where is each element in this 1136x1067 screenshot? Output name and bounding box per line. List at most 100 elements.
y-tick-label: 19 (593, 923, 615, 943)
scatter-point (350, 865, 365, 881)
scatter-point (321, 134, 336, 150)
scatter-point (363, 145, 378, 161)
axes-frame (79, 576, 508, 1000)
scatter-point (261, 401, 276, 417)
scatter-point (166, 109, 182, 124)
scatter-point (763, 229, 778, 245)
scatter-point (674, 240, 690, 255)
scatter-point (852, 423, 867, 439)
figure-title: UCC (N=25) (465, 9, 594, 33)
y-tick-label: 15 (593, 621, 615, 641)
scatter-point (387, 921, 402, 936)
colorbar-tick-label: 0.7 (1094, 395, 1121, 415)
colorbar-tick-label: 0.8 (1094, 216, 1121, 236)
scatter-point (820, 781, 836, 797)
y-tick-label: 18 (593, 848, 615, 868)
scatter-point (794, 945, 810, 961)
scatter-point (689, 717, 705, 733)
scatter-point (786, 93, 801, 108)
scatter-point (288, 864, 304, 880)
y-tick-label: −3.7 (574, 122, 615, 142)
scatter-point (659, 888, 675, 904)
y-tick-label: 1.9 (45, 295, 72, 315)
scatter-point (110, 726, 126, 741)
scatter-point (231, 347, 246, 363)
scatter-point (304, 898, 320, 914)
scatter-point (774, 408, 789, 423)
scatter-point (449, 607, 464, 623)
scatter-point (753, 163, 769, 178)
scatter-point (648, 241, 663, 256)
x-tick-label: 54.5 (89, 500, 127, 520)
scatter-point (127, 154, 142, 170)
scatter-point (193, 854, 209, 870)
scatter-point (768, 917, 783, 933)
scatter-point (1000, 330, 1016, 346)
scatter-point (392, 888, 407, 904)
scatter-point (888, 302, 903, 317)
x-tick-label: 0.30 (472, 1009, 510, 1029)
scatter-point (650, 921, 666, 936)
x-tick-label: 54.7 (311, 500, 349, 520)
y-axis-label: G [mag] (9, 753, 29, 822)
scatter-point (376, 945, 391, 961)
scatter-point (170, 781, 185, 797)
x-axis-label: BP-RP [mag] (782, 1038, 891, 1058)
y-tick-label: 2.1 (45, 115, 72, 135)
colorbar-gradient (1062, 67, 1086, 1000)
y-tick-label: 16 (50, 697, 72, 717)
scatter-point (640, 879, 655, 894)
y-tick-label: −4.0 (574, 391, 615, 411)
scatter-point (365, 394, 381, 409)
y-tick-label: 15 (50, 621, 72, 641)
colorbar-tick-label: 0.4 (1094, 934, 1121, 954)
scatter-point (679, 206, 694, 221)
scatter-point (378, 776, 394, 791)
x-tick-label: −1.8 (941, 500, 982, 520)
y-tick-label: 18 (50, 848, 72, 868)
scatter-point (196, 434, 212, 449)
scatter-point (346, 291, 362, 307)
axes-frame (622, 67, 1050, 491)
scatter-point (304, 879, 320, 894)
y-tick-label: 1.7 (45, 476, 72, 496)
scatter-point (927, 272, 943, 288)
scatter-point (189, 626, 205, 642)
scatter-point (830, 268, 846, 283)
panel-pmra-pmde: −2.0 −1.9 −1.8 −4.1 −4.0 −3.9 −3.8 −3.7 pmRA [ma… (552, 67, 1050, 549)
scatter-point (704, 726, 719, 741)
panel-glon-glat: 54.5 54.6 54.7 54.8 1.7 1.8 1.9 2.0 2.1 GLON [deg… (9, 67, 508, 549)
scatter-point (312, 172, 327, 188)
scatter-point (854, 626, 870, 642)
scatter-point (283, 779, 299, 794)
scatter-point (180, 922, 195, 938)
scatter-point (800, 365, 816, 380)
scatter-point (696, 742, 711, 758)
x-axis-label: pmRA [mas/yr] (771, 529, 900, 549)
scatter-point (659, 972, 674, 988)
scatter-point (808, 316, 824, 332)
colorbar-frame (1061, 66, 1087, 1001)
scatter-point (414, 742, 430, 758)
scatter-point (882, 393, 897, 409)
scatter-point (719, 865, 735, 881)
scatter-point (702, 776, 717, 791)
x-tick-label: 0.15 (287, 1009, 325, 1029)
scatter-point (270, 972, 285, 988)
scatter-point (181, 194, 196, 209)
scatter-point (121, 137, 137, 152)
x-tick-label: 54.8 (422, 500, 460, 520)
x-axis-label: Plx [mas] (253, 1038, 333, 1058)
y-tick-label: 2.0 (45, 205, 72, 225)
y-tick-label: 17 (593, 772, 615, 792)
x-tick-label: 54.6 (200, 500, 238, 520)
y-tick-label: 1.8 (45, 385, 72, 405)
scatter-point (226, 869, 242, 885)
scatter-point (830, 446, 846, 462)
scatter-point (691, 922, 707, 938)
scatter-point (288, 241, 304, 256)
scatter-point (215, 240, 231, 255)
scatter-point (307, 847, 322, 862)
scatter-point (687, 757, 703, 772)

┄┄┄┄┄┄┄┄┄┄┄┄┄┄┄┄┄┄┄┄

**EXERCISE BRIEF**
Convert the records into a Markdown table with the columns Row and Record, giving each line its row number and omitting blank lines.

**RESPONSE BELOW**
| Row | Record |
|---|---|
| 1 | where is each element in this 1136x1067 screenshot? Output name and bounding box per line. List at most 100 elements. |
| 2 | y-tick-label: 19 (593, 923, 615, 943) |
| 3 | scatter-point (350, 865, 365, 881) |
| 4 | scatter-point (321, 134, 336, 150) |
| 5 | scatter-point (363, 145, 378, 161) |
| 6 | axes-frame (79, 576, 508, 1000) |
| 7 | scatter-point (261, 401, 276, 417) |
| 8 | scatter-point (166, 109, 182, 124) |
| 9 | scatter-point (763, 229, 778, 245) |
| 10 | scatter-point (674, 240, 690, 255) |
| 11 | scatter-point (852, 423, 867, 439) |
| 12 | figure-title: UCC (N=25) (465, 9, 594, 33) |
| 13 | y-tick-label: 15 (593, 621, 615, 641) |
| 14 | scatter-point (387, 921, 402, 936) |
| 15 | colorbar-tick-label: 0.7 (1094, 395, 1121, 415) |
| 16 | colorbar-tick-label: 0.8 (1094, 216, 1121, 236) |
| 17 | scatter-point (820, 781, 836, 797) |
| 18 | y-tick-label: 18 (593, 848, 615, 868) |
| 19 | scatter-point (794, 945, 810, 961) |
| 20 | scatter-point (689, 717, 705, 733) |
| 21 | scatter-point (786, 93, 801, 108) |
| 22 | scatter-point (288, 864, 304, 880) |
| 23 | y-tick-label: −3.7 (574, 122, 615, 142) |
| 24 | scatter-point (659, 888, 675, 904) |
| 25 | y-tick-label: 1.9 (45, 295, 72, 315) |
| 26 | scatter-point (110, 726, 126, 741) |
| 27 | scatter-point (231, 347, 246, 363) |
| 28 | scatter-point (304, 898, 320, 914) |
| 29 | scatter-point (774, 408, 789, 423) |
| 30 | scatter-point (449, 607, 464, 623) |
| 31 | scatter-point (753, 163, 769, 178) |
| 32 | scatter-point (648, 241, 663, 256) |
| 33 | x-tick-label: 54.5 (89, 500, 127, 520) |
| 34 | scatter-point (127, 154, 142, 170) |
| 35 | scatter-point (193, 854, 209, 870) |
| 36 | scatter-point (768, 917, 783, 933) |
| 37 | scatter-point (1000, 330, 1016, 346) |
| 38 | scatter-point (392, 888, 407, 904) |
| 39 | scatter-point (888, 302, 903, 317) |
| 40 | x-tick-label: 0.30 (472, 1009, 510, 1029) |
| 41 | scatter-point (650, 921, 666, 936) |
| 42 | x-tick-label: 54.7 (311, 500, 349, 520) |
| 43 | y-axis-label: G [mag] (9, 753, 29, 822) |
| 44 | scatter-point (376, 945, 391, 961) |
| 45 | scatter-point (170, 781, 185, 797) |
| 46 | x-axis-label: BP-RP [mag] (782, 1038, 891, 1058) |
| 47 | y-tick-label: 2.1 (45, 115, 72, 135) |
| 48 | colorbar-gradient (1062, 67, 1086, 1000) |
| 49 | y-tick-label: 16 (50, 697, 72, 717) |
| 50 | scatter-point (640, 879, 655, 894) |
| 51 | y-tick-label: −4.0 (574, 391, 615, 411) |
| 52 | scatter-point (365, 394, 381, 409) |
| 53 | y-tick-label: 15 (50, 621, 72, 641) |
| 54 | colorbar-tick-label: 0.4 (1094, 934, 1121, 954) |
| 55 | scatter-point (679, 206, 694, 221) |
| 56 | scatter-point (378, 776, 394, 791) |
| 57 | x-tick-label: −1.8 (941, 500, 982, 520) |
| 58 | y-tick-label: 18 (50, 848, 72, 868) |
| 59 | scatter-point (196, 434, 212, 449) |
| 60 | scatter-point (346, 291, 362, 307) |
| 61 | axes-frame (622, 67, 1050, 491) |
| 62 | scatter-point (304, 879, 320, 894) |
| 63 | y-tick-label: 1.7 (45, 476, 72, 496) |
| 64 | scatter-point (927, 272, 943, 288) |
| 65 | scatter-point (189, 626, 205, 642) |
| 66 | scatter-point (830, 268, 846, 283) |
| 67 | panel-pmra-pmde: −2.0 −1.9 −1.8 −4.1 −4.0 −3.9 −3.8 −3.7 pmRA [ma… (552, 67, 1050, 549) |
| 68 | scatter-point (704, 726, 719, 741) |
| 69 | panel-glon-glat: 54.5 54.6 54.7 54.8 1.7 1.8 1.9 2.0 2.1 GLON [deg… (9, 67, 508, 549) |
| 70 | scatter-point (312, 172, 327, 188) |
| 71 | scatter-point (854, 626, 870, 642) |
| 72 | scatter-point (283, 779, 299, 794) |
| 73 | scatter-point (180, 922, 195, 938) |
| 74 | scatter-point (800, 365, 816, 380) |
| 75 | scatter-point (696, 742, 711, 758) |
| 76 | x-axis-label: pmRA [mas/yr] (771, 529, 900, 549) |
| 77 | scatter-point (659, 972, 674, 988) |
| 78 | scatter-point (808, 316, 824, 332) |
| 79 | colorbar-frame (1061, 66, 1087, 1001) |
| 80 | scatter-point (414, 742, 430, 758) |
| 81 | scatter-point (882, 393, 897, 409) |
| 82 | scatter-point (719, 865, 735, 881) |
| 83 | scatter-point (702, 776, 717, 791) |
| 84 | x-tick-label: 0.15 (287, 1009, 325, 1029) |
| 85 | scatter-point (270, 972, 285, 988) |
| 86 | scatter-point (181, 194, 196, 209) |
| 87 | scatter-point (121, 137, 137, 152) |
| 88 | x-tick-label: 54.8 (422, 500, 460, 520) |
| 89 | x-axis-label: Plx [mas] (253, 1038, 333, 1058) |
| 90 | y-tick-label: 2.0 (45, 205, 72, 225) |
| 91 | y-tick-label: 17 (593, 772, 615, 792) |
| 92 | x-tick-label: 54.6 (200, 500, 238, 520) |
| 93 | y-tick-label: 1.8 (45, 385, 72, 405) |
| 94 | scatter-point (226, 869, 242, 885) |
| 95 | scatter-point (830, 446, 846, 462) |
| 96 | scatter-point (691, 922, 707, 938) |
| 97 | scatter-point (288, 241, 304, 256) |
| 98 | scatter-point (215, 240, 231, 255) |
| 99 | scatter-point (307, 847, 322, 862) |
| 100 | scatter-point (687, 757, 703, 772) |